Extract each line of the material that follows exactly and omit its pictures.
-- start RECORDS PROVIDED --
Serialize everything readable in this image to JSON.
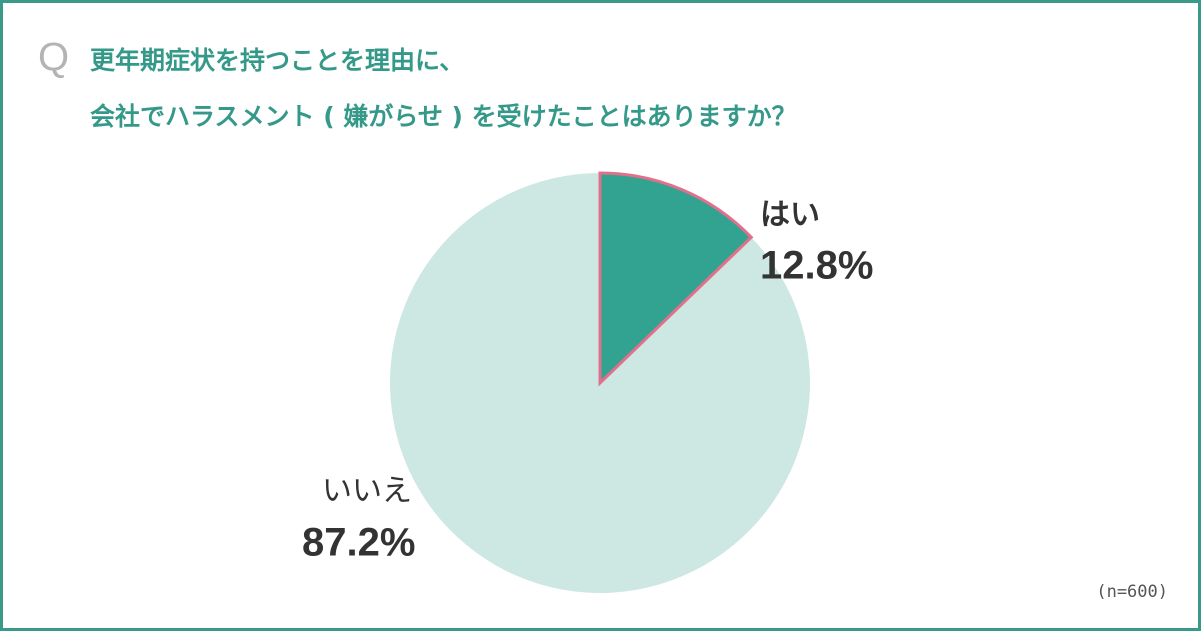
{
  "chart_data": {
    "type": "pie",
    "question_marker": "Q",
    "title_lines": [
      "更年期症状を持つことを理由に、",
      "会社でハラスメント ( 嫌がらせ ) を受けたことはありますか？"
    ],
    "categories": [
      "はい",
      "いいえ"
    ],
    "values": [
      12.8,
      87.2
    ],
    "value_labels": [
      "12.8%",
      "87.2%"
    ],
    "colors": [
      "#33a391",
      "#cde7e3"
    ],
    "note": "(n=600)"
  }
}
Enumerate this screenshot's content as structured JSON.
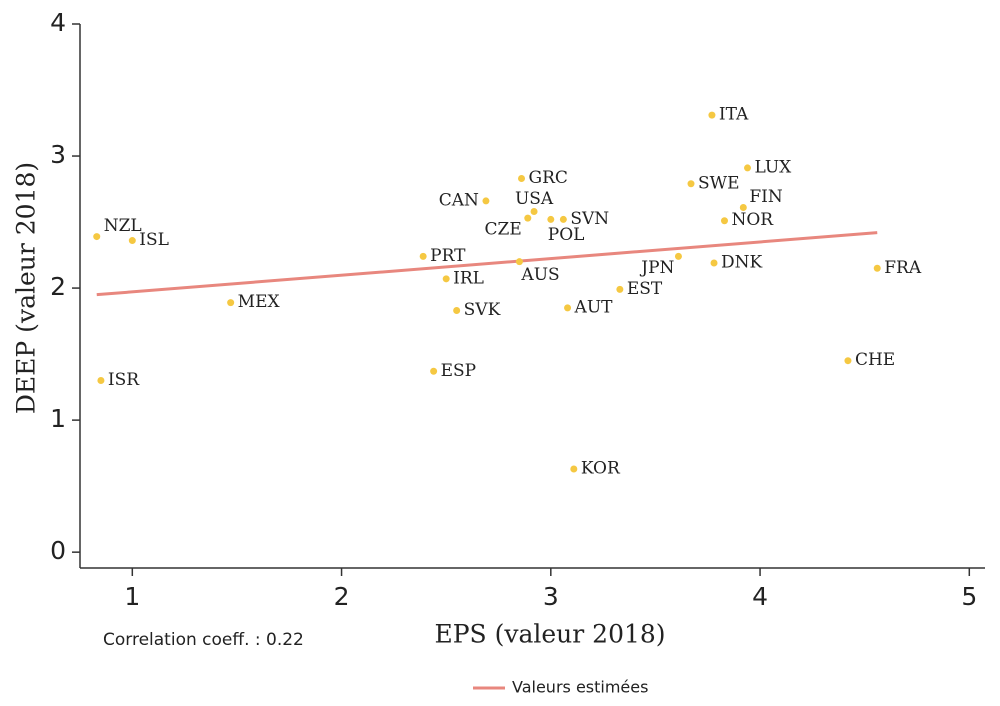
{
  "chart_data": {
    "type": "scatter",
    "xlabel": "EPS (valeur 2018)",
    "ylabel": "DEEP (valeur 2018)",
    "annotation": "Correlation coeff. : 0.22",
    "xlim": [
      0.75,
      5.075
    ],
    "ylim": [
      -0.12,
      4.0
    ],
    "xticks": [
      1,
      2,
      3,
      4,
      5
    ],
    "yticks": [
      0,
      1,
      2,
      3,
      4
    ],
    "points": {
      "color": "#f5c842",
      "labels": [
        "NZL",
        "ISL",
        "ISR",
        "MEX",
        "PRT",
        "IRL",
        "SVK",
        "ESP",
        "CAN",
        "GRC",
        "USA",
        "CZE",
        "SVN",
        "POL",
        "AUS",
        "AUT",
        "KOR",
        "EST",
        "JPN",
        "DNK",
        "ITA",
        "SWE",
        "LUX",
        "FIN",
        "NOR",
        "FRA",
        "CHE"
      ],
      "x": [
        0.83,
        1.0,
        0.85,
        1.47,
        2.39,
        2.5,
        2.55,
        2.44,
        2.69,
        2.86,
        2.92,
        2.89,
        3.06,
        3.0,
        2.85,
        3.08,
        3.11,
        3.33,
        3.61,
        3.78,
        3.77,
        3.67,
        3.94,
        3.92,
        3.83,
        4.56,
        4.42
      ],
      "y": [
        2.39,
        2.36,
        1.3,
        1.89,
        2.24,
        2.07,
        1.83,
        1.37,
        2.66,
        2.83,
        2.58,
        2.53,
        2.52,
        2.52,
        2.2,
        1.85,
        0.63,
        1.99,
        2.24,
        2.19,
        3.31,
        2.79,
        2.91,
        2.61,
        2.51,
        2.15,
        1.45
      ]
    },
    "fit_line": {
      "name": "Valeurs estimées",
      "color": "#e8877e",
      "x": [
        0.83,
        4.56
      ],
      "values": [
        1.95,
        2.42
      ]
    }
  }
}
-- end RECORDS PROVIDED --
● RESULT FOR THIS EXERCISE:
Serialize everything readable in this image to JSON.
{
  "chart_data": {
    "type": "pie",
    "question_marker": "Q",
    "title_lines": [
      "更年期症状を持つことを理由に、",
      "会社でハラスメント ( 嫌がらせ ) を受けたことはありますか？"
    ],
    "categories": [
      "はい",
      "いいえ"
    ],
    "values": [
      12.8,
      87.2
    ],
    "value_labels": [
      "12.8%",
      "87.2%"
    ],
    "colors": [
      "#33a391",
      "#cde7e3"
    ],
    "note": "(n=600)"
  }
}
Enumerate this screenshot's content as structured JSON.
{
  "chart_data": {
    "type": "scatter",
    "xlabel": "EPS (valeur 2018)",
    "ylabel": "DEEP (valeur 2018)",
    "annotation": "Correlation coeff. : 0.22",
    "xlim": [
      0.75,
      5.075
    ],
    "ylim": [
      -0.12,
      4.0
    ],
    "xticks": [
      1,
      2,
      3,
      4,
      5
    ],
    "yticks": [
      0,
      1,
      2,
      3,
      4
    ],
    "points": {
      "color": "#f5c842",
      "labels": [
        "NZL",
        "ISL",
        "ISR",
        "MEX",
        "PRT",
        "IRL",
        "SVK",
        "ESP",
        "CAN",
        "GRC",
        "USA",
        "CZE",
        "SVN",
        "POL",
        "AUS",
        "AUT",
        "KOR",
        "EST",
        "JPN",
        "DNK",
        "ITA",
        "SWE",
        "LUX",
        "FIN",
        "NOR",
        "FRA",
        "CHE"
      ],
      "x": [
        0.83,
        1.0,
        0.85,
        1.47,
        2.39,
        2.5,
        2.55,
        2.44,
        2.69,
        2.86,
        2.92,
        2.89,
        3.06,
        3.0,
        2.85,
        3.08,
        3.11,
        3.33,
        3.61,
        3.78,
        3.77,
        3.67,
        3.94,
        3.92,
        3.83,
        4.56,
        4.42
      ],
      "y": [
        2.39,
        2.36,
        1.3,
        1.89,
        2.24,
        2.07,
        1.83,
        1.37,
        2.66,
        2.83,
        2.58,
        2.53,
        2.52,
        2.52,
        2.2,
        1.85,
        0.63,
        1.99,
        2.24,
        2.19,
        3.31,
        2.79,
        2.91,
        2.61,
        2.51,
        2.15,
        1.45
      ]
    },
    "fit_line": {
      "name": "Valeurs estimées",
      "color": "#e8877e",
      "x": [
        0.83,
        4.56
      ],
      "values": [
        1.95,
        2.42
      ]
    }
  }
}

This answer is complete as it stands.